### PASSAGE TO READ
'''
The Big Data movement has focussed on technology until recently, but as companies such as Cloudera are pushing Hadoop distributions further into the Enterprise, it’s clear that the traditional issues such as data quality still exist. However, it also seems that extending the Enterprise IT footprint to process unstructured data closer to source and in real-time (or near real-time) has shifted the data quality paradigm.
Enterprises become aligned to the batch-based capabilities of their Enterprise architecture and the relational model for data storage, with a heartbeat of 24 hours to the next report update (typically), and reports that are based on the percentage of data considered to be of sufficient quality. The cost of data quality is invested in getting that percentage as high as possible. This is and will remain an important function. An RDBMS may be strict about data integrity and completeness, but SQL platforms offer a level of reuse, stability, access and security that will not be matched for some time.
'''
### WORK REQUIRED
Copy out the full passage on data quality in enterprise Big Data, word for word.

### PROVIDED DATA
'''
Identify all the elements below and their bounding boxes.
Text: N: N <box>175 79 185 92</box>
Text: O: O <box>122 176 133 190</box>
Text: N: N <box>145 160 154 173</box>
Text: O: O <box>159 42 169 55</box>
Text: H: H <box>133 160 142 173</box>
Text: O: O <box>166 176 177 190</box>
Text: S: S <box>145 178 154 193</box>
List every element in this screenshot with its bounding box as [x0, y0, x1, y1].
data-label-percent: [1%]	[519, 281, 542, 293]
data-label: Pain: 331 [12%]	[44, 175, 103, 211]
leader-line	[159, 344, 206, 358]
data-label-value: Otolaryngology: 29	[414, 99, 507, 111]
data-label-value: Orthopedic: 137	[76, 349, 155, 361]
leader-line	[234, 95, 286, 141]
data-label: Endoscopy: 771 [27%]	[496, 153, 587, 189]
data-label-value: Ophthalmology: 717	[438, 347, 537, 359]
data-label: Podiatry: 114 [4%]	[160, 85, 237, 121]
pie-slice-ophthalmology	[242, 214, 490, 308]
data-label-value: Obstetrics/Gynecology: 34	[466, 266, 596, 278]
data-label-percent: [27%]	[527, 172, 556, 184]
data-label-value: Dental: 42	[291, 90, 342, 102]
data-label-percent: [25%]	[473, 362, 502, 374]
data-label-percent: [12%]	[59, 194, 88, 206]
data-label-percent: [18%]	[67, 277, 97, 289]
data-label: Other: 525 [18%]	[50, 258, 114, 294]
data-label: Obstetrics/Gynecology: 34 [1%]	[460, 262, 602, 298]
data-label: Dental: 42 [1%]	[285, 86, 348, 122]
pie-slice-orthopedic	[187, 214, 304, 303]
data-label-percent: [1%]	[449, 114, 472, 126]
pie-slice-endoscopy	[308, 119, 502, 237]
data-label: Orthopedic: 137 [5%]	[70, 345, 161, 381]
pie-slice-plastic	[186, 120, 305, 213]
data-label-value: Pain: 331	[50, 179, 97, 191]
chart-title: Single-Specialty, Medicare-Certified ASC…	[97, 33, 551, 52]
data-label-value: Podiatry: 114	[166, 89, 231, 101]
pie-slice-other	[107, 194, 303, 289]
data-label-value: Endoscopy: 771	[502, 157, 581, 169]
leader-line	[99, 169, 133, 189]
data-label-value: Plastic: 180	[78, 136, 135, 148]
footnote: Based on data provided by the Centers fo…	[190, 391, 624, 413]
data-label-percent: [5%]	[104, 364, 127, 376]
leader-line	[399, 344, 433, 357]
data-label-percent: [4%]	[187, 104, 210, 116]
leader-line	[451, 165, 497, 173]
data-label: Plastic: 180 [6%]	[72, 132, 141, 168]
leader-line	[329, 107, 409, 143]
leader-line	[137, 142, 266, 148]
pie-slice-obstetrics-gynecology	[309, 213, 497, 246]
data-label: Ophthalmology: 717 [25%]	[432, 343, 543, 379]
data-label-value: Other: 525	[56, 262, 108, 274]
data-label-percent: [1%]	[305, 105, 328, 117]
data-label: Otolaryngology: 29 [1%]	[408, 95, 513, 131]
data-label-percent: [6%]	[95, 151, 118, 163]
'''
### RESPONSE AREA
The Big Data movement has focussed on technology until recently, but as companies such as Cloudera are pushing Hadoop distributions further into the Enterprise, it’s clear that the traditional issues such as data quality still exist. However, it also seems that extending the Enterprise IT footprint to process unstructured data closer to source and in real-time (or near real-time) has shifted the data quality paradigm.
Enterprises become aligned to the batch-based capabilities of their Enterprise architecture and the relational model for data storage, with a heartbeat of 24 hours to the next report update (typically), and reports that are based on the percentage of data considered to be of sufficient quality. The cost of data quality is invested in getting that percentage as high as possible. This is and will remain an important function. An RDBMS may be strict about data integrity and completeness, but SQL platforms offer a level of reuse, stability, access and security that will not be matched for some time.